AIM =>
Copy all of the records below verbatim.

++++ SUPPLIED MATERIAL

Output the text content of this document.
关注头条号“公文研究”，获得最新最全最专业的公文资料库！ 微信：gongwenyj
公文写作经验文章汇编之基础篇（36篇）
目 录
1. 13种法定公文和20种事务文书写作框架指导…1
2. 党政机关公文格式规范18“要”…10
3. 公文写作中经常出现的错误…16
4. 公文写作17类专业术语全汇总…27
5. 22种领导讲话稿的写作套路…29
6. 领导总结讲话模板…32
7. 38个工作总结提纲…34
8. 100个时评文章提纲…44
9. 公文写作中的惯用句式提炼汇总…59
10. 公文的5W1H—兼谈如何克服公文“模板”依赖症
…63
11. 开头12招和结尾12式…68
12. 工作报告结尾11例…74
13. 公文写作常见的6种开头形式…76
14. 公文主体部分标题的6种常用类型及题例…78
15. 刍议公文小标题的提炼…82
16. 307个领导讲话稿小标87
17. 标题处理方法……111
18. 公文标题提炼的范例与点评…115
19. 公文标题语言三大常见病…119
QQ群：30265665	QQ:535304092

++++++++

RESPONSE =>
Output the text content of this document.
关注头条号“公文研究”，获得最新最全最专业的公文资料库！ 微信：gongwenyj
公文写作经验文章汇编之基础篇（36篇）
目 录
1. 13种法定公文和20种事务文书写作框架指导…1
2. 党政机关公文格式规范18“要”…10
3. 公文写作中经常出现的错误…16
4. 公文写作17类专业术语全汇总…27
5. 22种领导讲话稿的写作套路…29
6. 领导总结讲话模板…32
7. 38个工作总结提纲…34
8. 100个时评文章提纲…44
9. 公文写作中的惯用句式提炼汇总…59
10. 公文的5W1H—兼谈如何克服公文“模板”依赖症
…63
11. 开头12招和结尾12式…68
12. 工作报告结尾11例…74
13. 公文写作常见的6种开头形式…76
14. 公文主体部分标题的6种常用类型及题例…78
15. 刍议公文小标题的提炼…82
16. 307个领导讲话稿小标87
17. 标题处理方法……111
18. 公文标题提炼的范例与点评…115
19. 公文标题语言三大常见病…119
QQ群：30265665	QQ:535304092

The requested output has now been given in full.